EXERCISE AIM ->
Turn the rows running from the one containing "question-26 xyxy=(188,373,1100,737)" down to the one containing "document-header xyxy=(188,74,1068,138)", both included, into a numbered list, and leave out any blank lines.

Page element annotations
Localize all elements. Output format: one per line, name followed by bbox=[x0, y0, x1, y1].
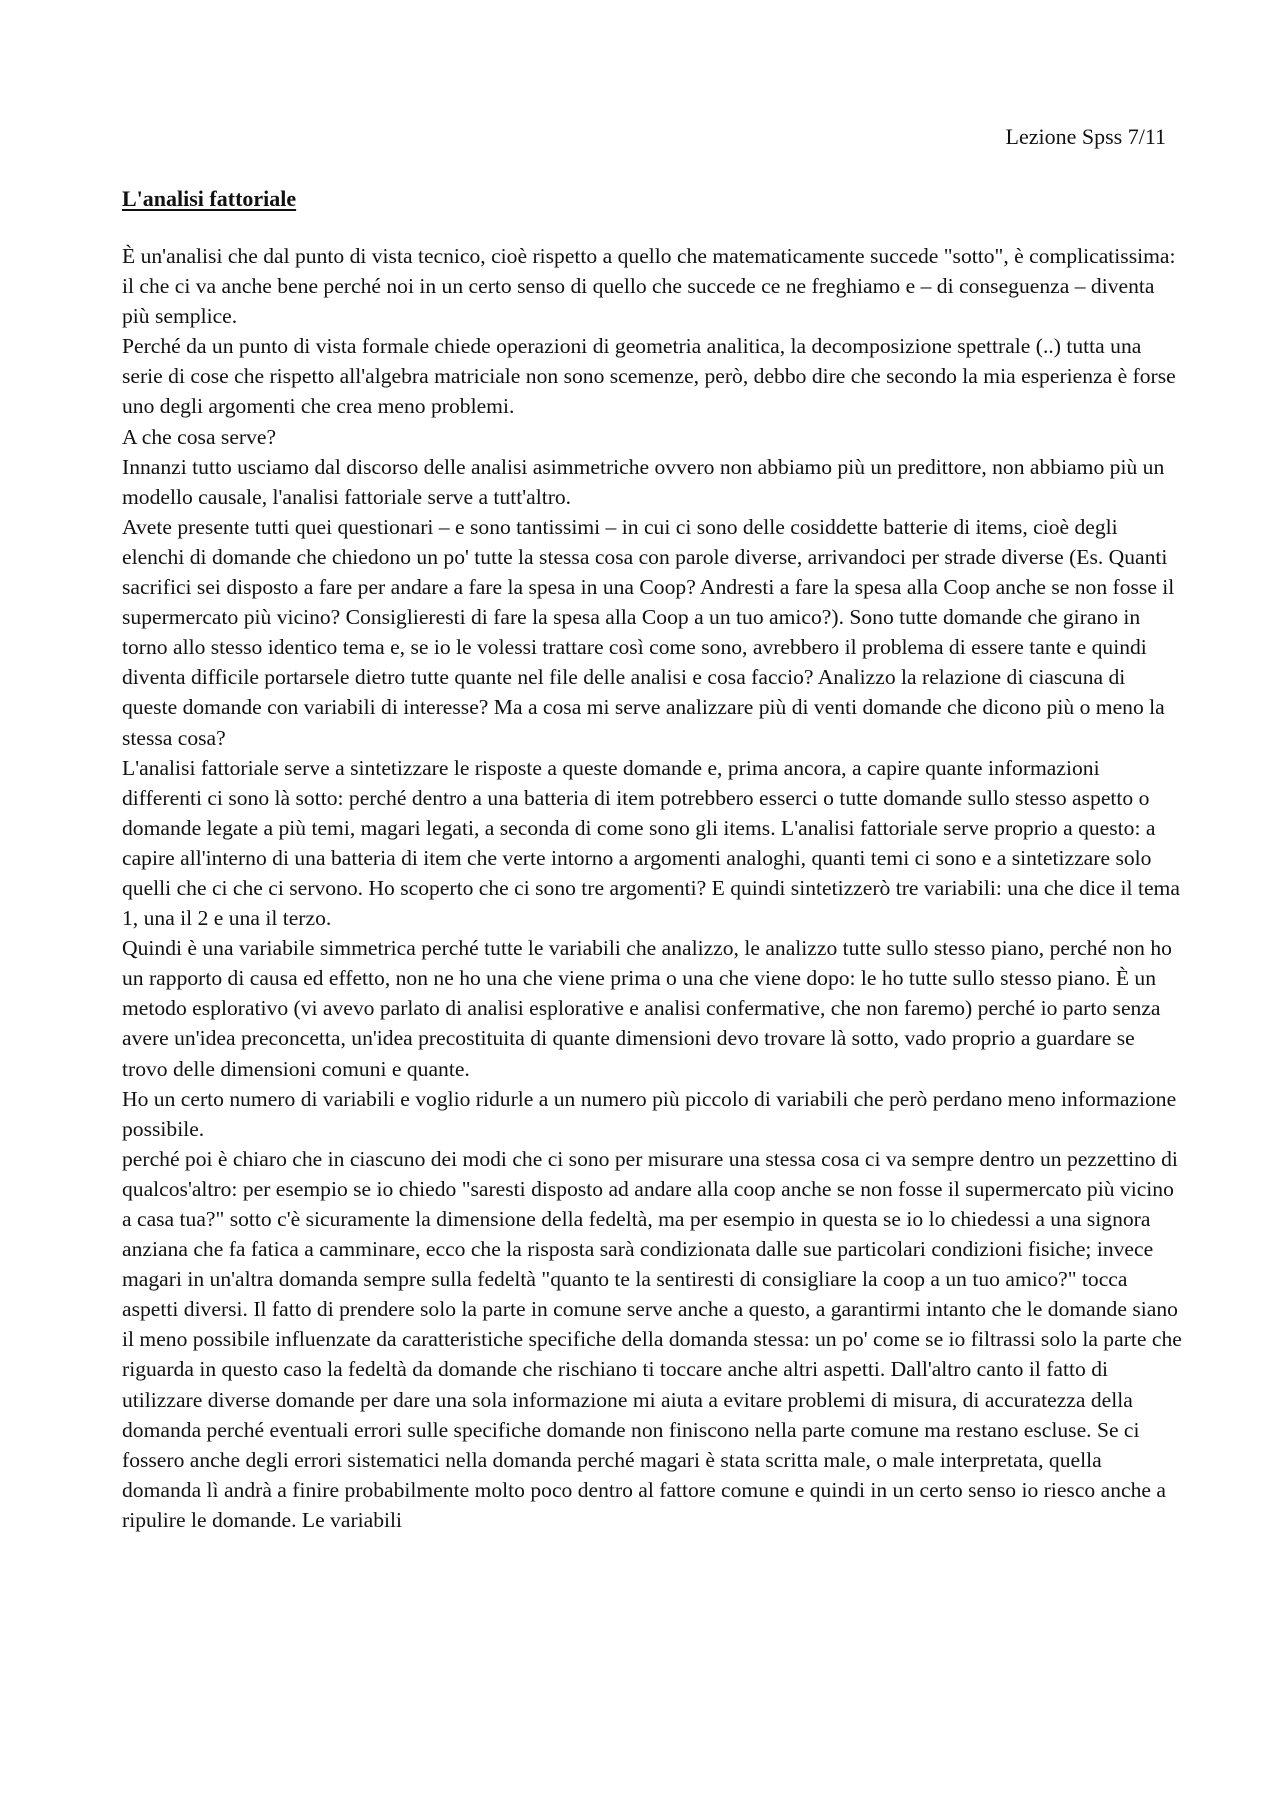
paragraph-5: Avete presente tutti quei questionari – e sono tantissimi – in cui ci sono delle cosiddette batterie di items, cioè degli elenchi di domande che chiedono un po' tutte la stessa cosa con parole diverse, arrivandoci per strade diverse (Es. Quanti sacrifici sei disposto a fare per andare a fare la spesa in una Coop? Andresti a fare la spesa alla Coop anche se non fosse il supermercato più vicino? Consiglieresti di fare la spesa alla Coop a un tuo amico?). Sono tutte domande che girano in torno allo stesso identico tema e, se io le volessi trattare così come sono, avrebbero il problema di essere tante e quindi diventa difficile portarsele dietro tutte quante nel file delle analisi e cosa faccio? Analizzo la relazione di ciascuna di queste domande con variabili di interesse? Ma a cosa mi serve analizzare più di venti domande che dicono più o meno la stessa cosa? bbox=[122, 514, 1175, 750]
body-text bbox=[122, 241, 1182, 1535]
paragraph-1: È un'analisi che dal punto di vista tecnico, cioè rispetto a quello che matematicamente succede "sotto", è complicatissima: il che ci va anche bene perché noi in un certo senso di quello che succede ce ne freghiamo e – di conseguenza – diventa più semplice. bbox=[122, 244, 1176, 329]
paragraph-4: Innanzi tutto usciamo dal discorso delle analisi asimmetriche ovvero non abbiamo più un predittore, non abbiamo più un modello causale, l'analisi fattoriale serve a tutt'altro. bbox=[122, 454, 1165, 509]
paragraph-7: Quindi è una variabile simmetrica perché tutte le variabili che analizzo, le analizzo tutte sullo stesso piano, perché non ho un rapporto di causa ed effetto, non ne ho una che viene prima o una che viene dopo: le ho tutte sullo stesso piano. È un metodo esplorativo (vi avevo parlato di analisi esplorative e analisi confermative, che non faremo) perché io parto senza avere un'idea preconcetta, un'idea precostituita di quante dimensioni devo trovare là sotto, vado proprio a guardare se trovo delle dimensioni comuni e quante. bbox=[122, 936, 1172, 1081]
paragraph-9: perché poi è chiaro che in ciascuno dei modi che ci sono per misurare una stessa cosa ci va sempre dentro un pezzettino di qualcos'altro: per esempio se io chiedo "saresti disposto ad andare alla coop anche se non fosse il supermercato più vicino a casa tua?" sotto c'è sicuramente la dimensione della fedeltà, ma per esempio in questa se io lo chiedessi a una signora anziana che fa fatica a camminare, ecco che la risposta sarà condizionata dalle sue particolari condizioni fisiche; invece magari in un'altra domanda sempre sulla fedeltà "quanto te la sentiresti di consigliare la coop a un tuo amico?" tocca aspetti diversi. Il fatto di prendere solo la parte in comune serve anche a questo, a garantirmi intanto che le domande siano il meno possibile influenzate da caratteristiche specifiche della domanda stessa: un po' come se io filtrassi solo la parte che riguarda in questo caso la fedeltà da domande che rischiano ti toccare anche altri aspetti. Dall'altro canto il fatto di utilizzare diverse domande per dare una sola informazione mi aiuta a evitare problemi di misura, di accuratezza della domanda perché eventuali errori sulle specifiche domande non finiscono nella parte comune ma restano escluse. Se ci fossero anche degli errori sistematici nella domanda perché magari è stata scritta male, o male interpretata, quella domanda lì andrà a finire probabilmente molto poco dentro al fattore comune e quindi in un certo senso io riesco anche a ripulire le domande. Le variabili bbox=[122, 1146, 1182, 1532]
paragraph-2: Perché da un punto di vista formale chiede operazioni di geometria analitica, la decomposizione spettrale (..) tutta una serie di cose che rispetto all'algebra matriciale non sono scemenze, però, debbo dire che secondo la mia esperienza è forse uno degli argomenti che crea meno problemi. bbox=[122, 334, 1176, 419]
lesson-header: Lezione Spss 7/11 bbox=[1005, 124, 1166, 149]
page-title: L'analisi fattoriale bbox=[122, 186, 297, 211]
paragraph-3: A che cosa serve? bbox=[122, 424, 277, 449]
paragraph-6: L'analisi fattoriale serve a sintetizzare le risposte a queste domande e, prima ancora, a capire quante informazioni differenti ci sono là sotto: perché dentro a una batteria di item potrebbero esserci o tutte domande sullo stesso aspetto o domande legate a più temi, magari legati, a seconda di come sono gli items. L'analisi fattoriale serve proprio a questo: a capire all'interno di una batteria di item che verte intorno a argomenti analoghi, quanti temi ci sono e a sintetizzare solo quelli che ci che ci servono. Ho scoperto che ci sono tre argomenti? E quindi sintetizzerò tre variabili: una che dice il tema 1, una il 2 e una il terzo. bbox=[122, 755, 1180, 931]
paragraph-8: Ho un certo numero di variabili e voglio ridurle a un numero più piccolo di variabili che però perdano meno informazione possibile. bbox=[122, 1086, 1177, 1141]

--

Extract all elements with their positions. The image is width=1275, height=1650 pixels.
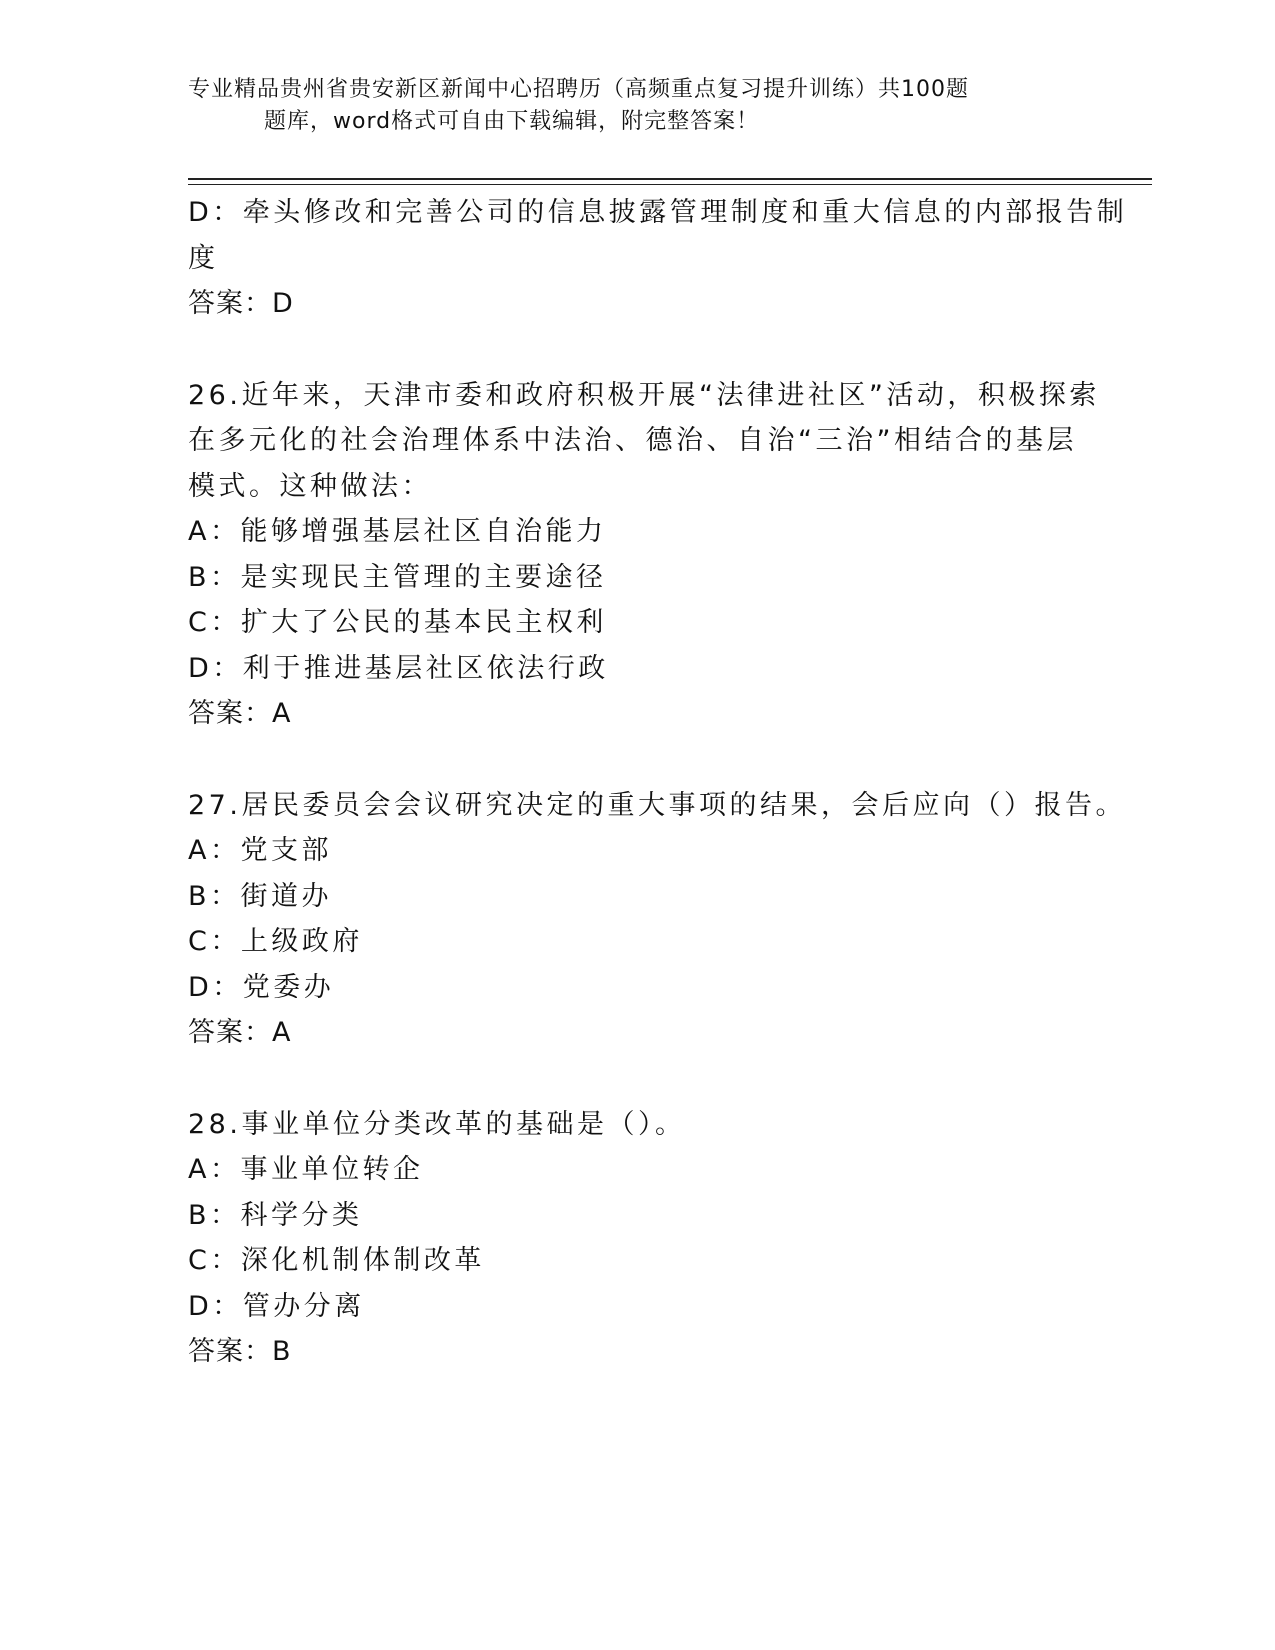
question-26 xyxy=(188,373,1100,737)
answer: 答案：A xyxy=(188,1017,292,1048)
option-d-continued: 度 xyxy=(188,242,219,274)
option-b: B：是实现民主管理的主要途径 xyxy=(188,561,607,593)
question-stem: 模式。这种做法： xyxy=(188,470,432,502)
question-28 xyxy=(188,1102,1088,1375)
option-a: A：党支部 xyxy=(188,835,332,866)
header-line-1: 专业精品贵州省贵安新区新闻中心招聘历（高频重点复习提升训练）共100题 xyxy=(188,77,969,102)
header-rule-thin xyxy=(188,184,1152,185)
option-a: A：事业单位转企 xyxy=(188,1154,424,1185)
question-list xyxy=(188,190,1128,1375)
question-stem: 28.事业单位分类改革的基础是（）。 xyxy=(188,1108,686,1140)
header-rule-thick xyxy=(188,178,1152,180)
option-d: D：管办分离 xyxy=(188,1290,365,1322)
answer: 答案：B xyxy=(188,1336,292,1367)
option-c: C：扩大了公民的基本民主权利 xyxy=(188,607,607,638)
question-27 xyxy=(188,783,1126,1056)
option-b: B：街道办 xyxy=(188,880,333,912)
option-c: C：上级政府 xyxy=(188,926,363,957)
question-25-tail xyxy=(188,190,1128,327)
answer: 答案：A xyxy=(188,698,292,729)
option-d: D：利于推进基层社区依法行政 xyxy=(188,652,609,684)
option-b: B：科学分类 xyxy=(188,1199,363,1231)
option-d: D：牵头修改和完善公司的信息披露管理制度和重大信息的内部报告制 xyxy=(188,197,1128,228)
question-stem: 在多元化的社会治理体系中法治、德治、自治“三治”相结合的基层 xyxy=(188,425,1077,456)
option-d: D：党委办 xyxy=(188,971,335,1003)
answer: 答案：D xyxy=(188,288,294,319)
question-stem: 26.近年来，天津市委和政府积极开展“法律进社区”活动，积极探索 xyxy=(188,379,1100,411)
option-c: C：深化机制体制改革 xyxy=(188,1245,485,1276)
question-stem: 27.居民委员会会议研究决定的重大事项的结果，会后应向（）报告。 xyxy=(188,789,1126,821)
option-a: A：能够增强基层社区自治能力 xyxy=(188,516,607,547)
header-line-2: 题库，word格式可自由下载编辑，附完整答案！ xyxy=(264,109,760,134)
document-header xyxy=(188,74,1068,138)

==

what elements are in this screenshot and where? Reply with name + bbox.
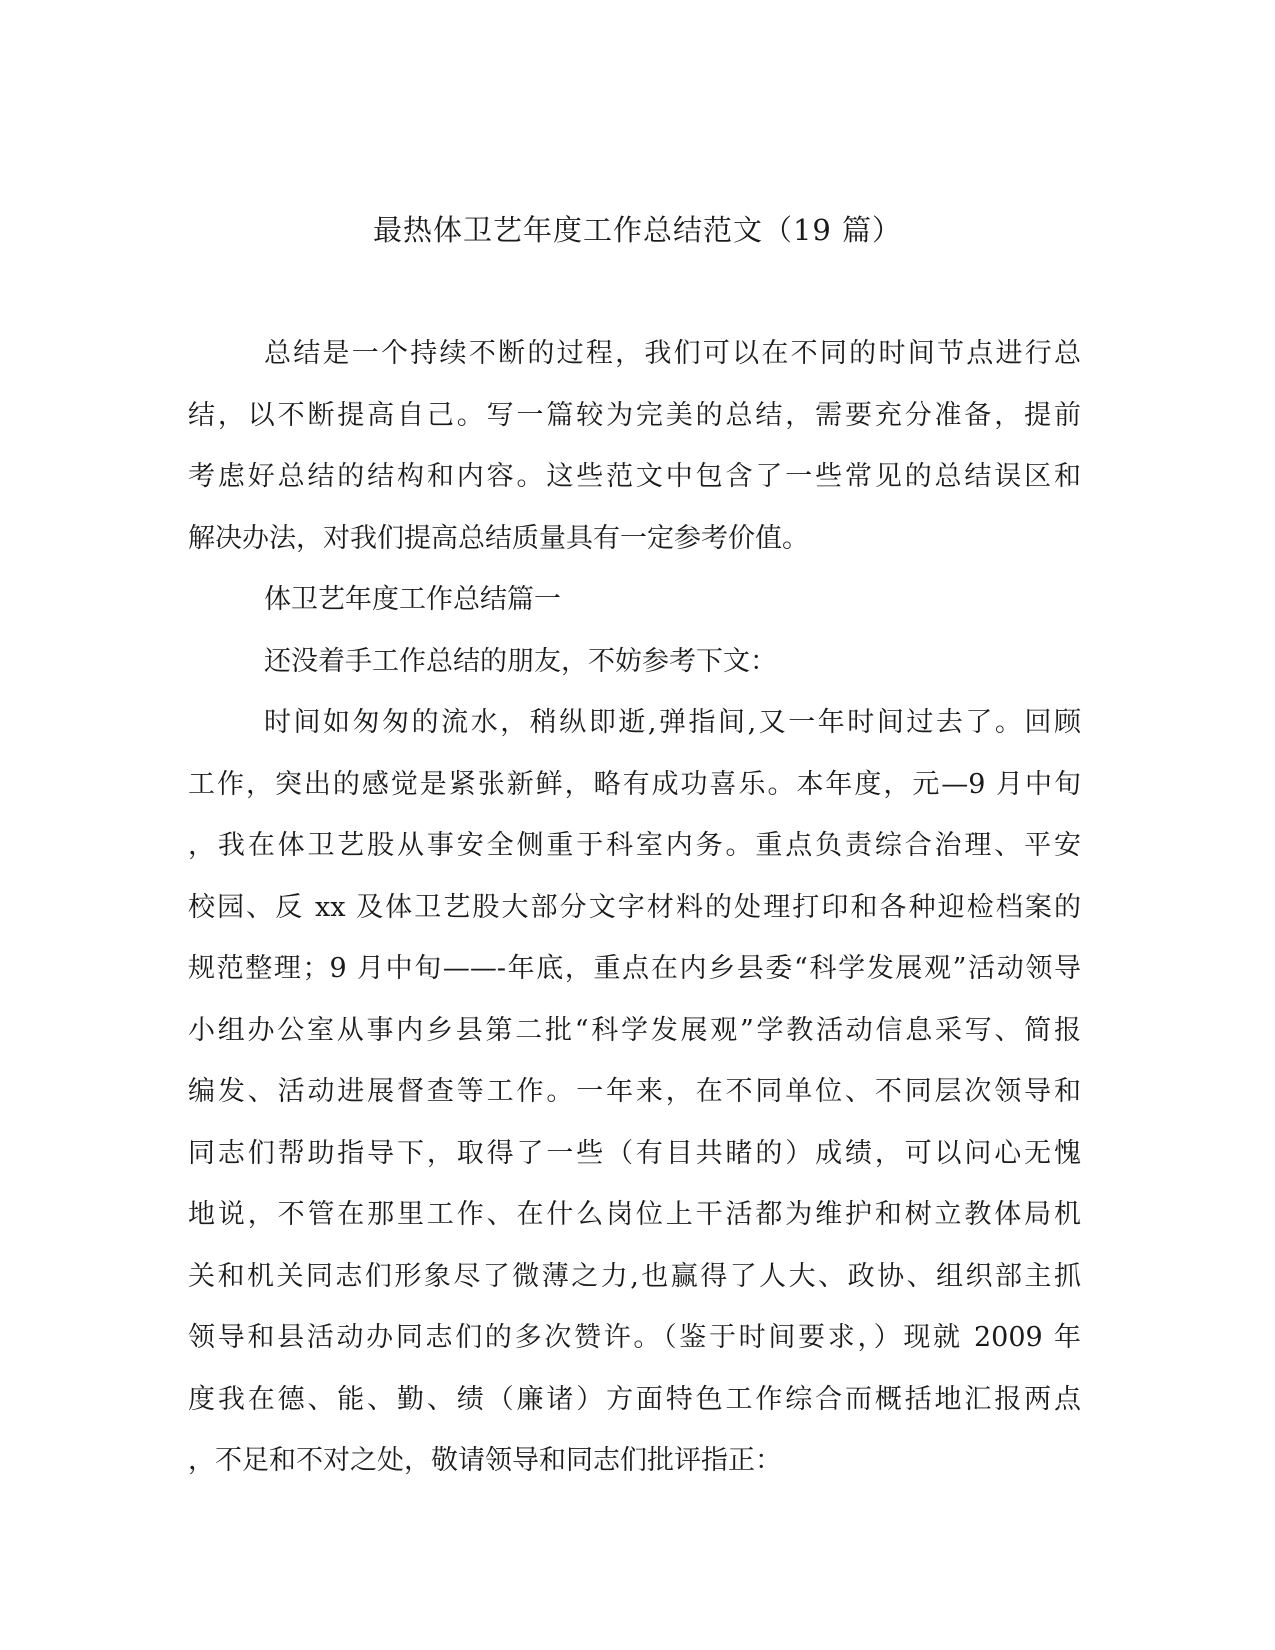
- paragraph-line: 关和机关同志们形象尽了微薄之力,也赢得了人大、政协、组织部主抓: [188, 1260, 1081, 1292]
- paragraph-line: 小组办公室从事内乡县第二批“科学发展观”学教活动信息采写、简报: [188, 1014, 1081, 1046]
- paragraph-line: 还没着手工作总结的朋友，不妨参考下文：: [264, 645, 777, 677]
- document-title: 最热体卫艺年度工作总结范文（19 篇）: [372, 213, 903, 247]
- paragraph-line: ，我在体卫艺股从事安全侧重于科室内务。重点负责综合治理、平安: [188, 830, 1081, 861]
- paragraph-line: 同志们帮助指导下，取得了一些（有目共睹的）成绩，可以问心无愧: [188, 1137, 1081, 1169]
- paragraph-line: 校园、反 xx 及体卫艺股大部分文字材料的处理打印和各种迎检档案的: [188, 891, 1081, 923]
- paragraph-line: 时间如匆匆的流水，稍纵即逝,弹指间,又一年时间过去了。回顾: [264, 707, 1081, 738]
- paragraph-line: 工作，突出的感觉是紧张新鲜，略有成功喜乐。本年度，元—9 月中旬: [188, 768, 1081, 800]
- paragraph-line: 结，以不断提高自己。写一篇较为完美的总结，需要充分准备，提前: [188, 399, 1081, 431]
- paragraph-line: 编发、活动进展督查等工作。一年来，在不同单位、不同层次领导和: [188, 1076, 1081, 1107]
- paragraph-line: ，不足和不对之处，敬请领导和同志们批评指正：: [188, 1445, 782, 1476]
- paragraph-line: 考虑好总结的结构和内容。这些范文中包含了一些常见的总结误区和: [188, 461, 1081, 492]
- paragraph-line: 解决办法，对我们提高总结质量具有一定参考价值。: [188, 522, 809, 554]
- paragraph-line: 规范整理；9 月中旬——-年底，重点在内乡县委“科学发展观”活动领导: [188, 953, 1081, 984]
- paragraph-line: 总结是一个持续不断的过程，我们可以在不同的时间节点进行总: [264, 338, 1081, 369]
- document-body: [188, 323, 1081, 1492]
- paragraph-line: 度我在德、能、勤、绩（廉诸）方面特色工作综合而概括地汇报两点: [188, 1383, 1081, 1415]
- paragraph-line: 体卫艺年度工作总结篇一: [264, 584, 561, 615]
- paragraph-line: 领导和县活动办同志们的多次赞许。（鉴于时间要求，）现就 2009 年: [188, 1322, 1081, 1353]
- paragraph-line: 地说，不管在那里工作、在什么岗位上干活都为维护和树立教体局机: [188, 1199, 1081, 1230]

EXERCISE RESPONSE ->
1. question-26 xyxy=(188,373,1100,737)
2. answer: 答案：A xyxy=(188,1017,292,1048)
3. option-d-continued: 度 xyxy=(188,242,219,274)
4. option-b: B：是实现民主管理的主要途径 xyxy=(188,561,607,593)
5. question-stem: 模式。这种做法： xyxy=(188,470,432,502)
6. question-28 xyxy=(188,1102,1088,1375)
7. option-a: A：党支部 xyxy=(188,835,332,866)
8. header-line-1: 专业精品贵州省贵安新区新闻中心招聘历（高频重点复习提升训练）共100题 xyxy=(188,77,969,102)
9. header-rule-thin xyxy=(188,184,1152,185)
10. option-a: A：事业单位转企 xyxy=(188,1154,424,1185)
11. question-list xyxy=(188,190,1128,1375)
12. question-stem: 28.事业单位分类改革的基础是（）。 xyxy=(188,1108,686,1140)
13. header-rule-thick xyxy=(188,178,1152,180)
14. option-d: D：管办分离 xyxy=(188,1290,365,1322)
15. answer: 答案：B xyxy=(188,1336,292,1367)
16. option-c: C：扩大了公民的基本民主权利 xyxy=(188,607,607,638)
17. question-27 xyxy=(188,783,1126,1056)
18. option-b: B：街道办 xyxy=(188,880,333,912)
19. option-c: C：上级政府 xyxy=(188,926,363,957)
20. question-25-tail xyxy=(188,190,1128,327)
21. answer: 答案：A xyxy=(188,698,292,729)
22. option-d: D：利于推进基层社区依法行政 xyxy=(188,652,609,684)
23. option-b: B：科学分类 xyxy=(188,1199,363,1231)
24. option-d: D：牵头修改和完善公司的信息披露管理制度和重大信息的内部报告制 xyxy=(188,197,1128,228)
25. question-stem: 在多元化的社会治理体系中法治、德治、自治“三治”相结合的基层 xyxy=(188,425,1077,456)
26. option-d: D：党委办 xyxy=(188,971,335,1003)
27. answer: 答案：D xyxy=(188,288,294,319)
28. question-stem: 26.近年来，天津市委和政府积极开展“法律进社区”活动，积极探索 xyxy=(188,379,1100,411)
29. option-c: C：深化机制体制改革 xyxy=(188,1245,485,1276)
30. question-stem: 27.居民委员会会议研究决定的重大事项的结果，会后应向（）报告。 xyxy=(188,789,1126,821)
31. option-a: A：能够增强基层社区自治能力 xyxy=(188,516,607,547)
32. header-line-2: 题库，word格式可自由下载编辑，附完整答案！ xyxy=(264,109,760,134)
33. document-header xyxy=(188,74,1068,138)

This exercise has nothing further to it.